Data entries
= = =
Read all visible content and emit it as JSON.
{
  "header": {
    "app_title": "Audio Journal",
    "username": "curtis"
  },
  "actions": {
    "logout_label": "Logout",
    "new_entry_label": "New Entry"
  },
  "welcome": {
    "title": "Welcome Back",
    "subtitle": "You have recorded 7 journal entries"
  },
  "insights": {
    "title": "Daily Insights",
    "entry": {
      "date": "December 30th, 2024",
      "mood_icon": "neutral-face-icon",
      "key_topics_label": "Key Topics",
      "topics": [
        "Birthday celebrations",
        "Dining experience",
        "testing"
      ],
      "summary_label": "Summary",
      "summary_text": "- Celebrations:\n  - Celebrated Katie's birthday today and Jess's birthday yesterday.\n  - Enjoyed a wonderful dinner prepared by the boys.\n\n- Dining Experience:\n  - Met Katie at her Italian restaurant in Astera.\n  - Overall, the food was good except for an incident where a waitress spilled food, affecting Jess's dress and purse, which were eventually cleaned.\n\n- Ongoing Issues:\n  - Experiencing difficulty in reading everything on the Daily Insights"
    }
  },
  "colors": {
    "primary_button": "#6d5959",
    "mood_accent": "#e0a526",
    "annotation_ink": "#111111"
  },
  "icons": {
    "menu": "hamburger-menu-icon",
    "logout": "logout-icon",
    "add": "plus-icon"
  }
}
= = =
■ Given problem
Copy out the full material exactly as it appears.

■ Response to this exercise
Read all visible content and emit it as JSON.
{
  "header": {
    "app_title": "Audio Journal",
    "username": "curtis"
  },
  "actions": {
    "logout_label": "Logout",
    "new_entry_label": "New Entry"
  },
  "welcome": {
    "title": "Welcome Back",
    "subtitle": "You have recorded 7 journal entries"
  },
  "insights": {
    "title": "Daily Insights",
    "entry": {
      "date": "December 30th, 2024",
      "mood_icon": "neutral-face-icon",
      "key_topics_label": "Key Topics",
      "topics": [
        "Birthday celebrations",
        "Dining experience",
        "testing"
      ],
      "summary_label": "Summary",
      "summary_text": "- Celebrations:\n  - Celebrated Katie's birthday today and Jess's birthday yesterday.\n  - Enjoyed a wonderful dinner prepared by the boys.\n\n- Dining Experience:\n  - Met Katie at her Italian restaurant in Astera.\n  - Overall, the food was good except for an incident where a waitress spilled food, affecting Jess's dress and purse, which were eventually cleaned.\n\n- Ongoing Issues:\n  - Experiencing difficulty in reading everything on the Daily Insights"
    }
  },
  "colors": {
    "primary_button": "#6d5959",
    "mood_accent": "#e0a526",
    "annotation_ink": "#111111"
  },
  "icons": {
    "menu": "hamburger-menu-icon",
    "logout": "logout-icon",
    "add": "plus-icon"
  }
}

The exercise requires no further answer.